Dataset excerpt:

■ ■ ■

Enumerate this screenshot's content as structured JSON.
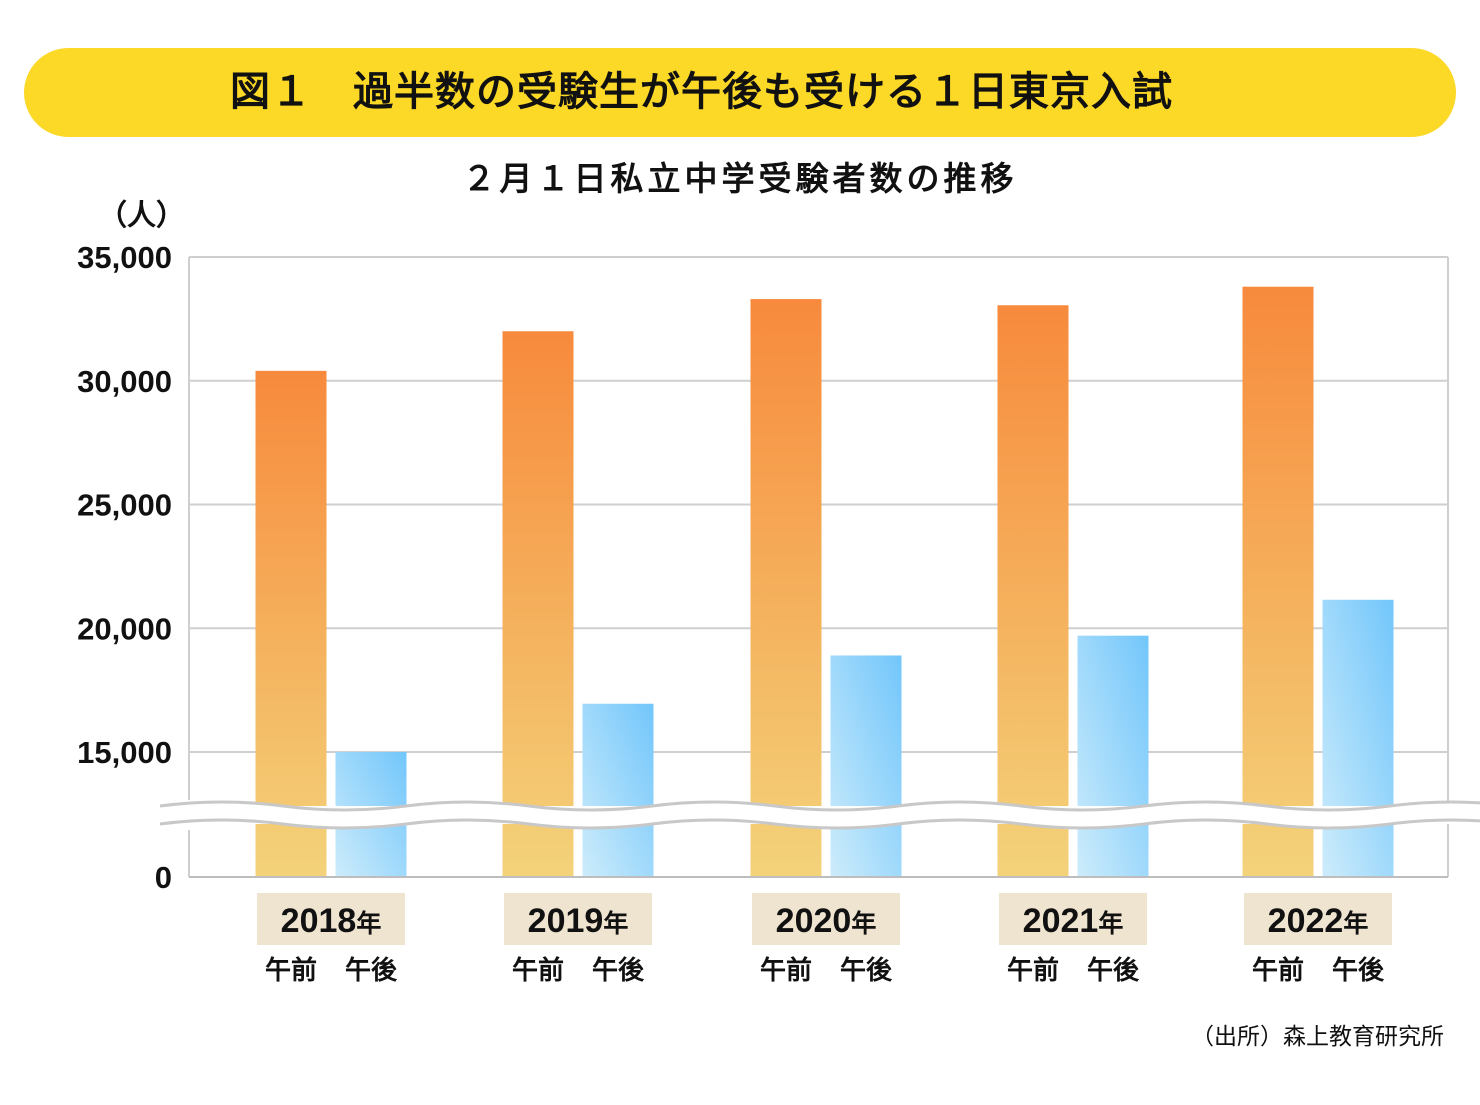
{
  "header": {
    "title": "図１　過半数の受験生が午後も受ける１日東京入試"
  },
  "chart_data": {
    "type": "bar",
    "title": "２月１日私立中学受験者数の推移",
    "ylabel": "（人）",
    "ylim": [
      0,
      35000
    ],
    "axis_break": true,
    "y_ticks": [
      "35,000",
      "30,000",
      "25,000",
      "20,000",
      "15,000",
      "0"
    ],
    "y_tick_values": [
      35000,
      30000,
      25000,
      20000,
      15000,
      0
    ],
    "categories": [
      "2018年",
      "2019年",
      "2020年",
      "2021年",
      "2022年"
    ],
    "series": [
      {
        "name": "午前",
        "values": [
          30400,
          32000,
          33300,
          33050,
          33800
        ]
      },
      {
        "name": "午後",
        "values": [
          15000,
          16950,
          18900,
          19700,
          21150
        ]
      }
    ],
    "category_label_bg": "#efe4cf",
    "colors": {
      "am_top": "#f78a3c",
      "am_bottom": "#f3d37a",
      "pm_top": "#72c6fb",
      "pm_bottom": "#cdecfb",
      "grid": "#cfcfcf",
      "banner": "#fcd827"
    },
    "grid": true
  },
  "footer": {
    "source": "（出所）森上教育研究所"
  }
}
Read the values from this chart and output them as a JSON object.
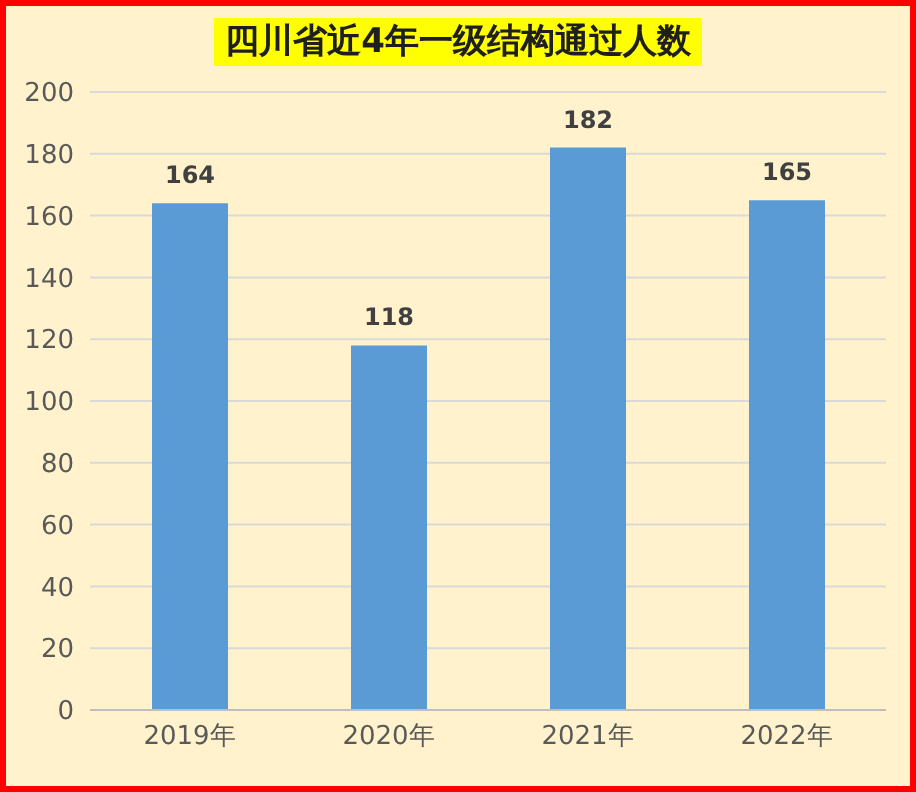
{
  "chart_data": {
    "type": "bar",
    "title": "四川省近4年一级结构通过人数",
    "categories": [
      "2019年",
      "2020年",
      "2021年",
      "2022年"
    ],
    "values": [
      164,
      118,
      182,
      165
    ],
    "color": "#5b9bd5",
    "ylim": [
      0,
      200
    ],
    "yticks": [
      0,
      20,
      40,
      60,
      80,
      100,
      120,
      140,
      160,
      180,
      200
    ],
    "grid": "y",
    "data_labels": true
  }
}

■ ■ ■

Quote in full the listing given above; the images are to be left out.

Enumerate this screenshot's content as structured JSON.
{
  "header": {
    "title": "図１　過半数の受験生が午後も受ける１日東京入試"
  },
  "chart_data": {
    "type": "bar",
    "title": "２月１日私立中学受験者数の推移",
    "ylabel": "（人）",
    "ylim": [
      0,
      35000
    ],
    "axis_break": true,
    "y_ticks": [
      "35,000",
      "30,000",
      "25,000",
      "20,000",
      "15,000",
      "0"
    ],
    "y_tick_values": [
      35000,
      30000,
      25000,
      20000,
      15000,
      0
    ],
    "categories": [
      "2018年",
      "2019年",
      "2020年",
      "2021年",
      "2022年"
    ],
    "series": [
      {
        "name": "午前",
        "values": [
          30400,
          32000,
          33300,
          33050,
          33800
        ]
      },
      {
        "name": "午後",
        "values": [
          15000,
          16950,
          18900,
          19700,
          21150
        ]
      }
    ],
    "category_label_bg": "#efe4cf",
    "colors": {
      "am_top": "#f78a3c",
      "am_bottom": "#f3d37a",
      "pm_top": "#72c6fb",
      "pm_bottom": "#cdecfb",
      "grid": "#cfcfcf",
      "banner": "#fcd827"
    },
    "grid": true
  },
  "footer": {
    "source": "（出所）森上教育研究所"
  }
}
Read the values from this chart and output them as a JSON object.
{
  "chart_data": {
    "type": "bar",
    "title": "四川省近4年一级结构通过人数",
    "categories": [
      "2019年",
      "2020年",
      "2021年",
      "2022年"
    ],
    "values": [
      164,
      118,
      182,
      165
    ],
    "color": "#5b9bd5",
    "ylim": [
      0,
      200
    ],
    "yticks": [
      0,
      20,
      40,
      60,
      80,
      100,
      120,
      140,
      160,
      180,
      200
    ],
    "grid": "y",
    "data_labels": true
  }
}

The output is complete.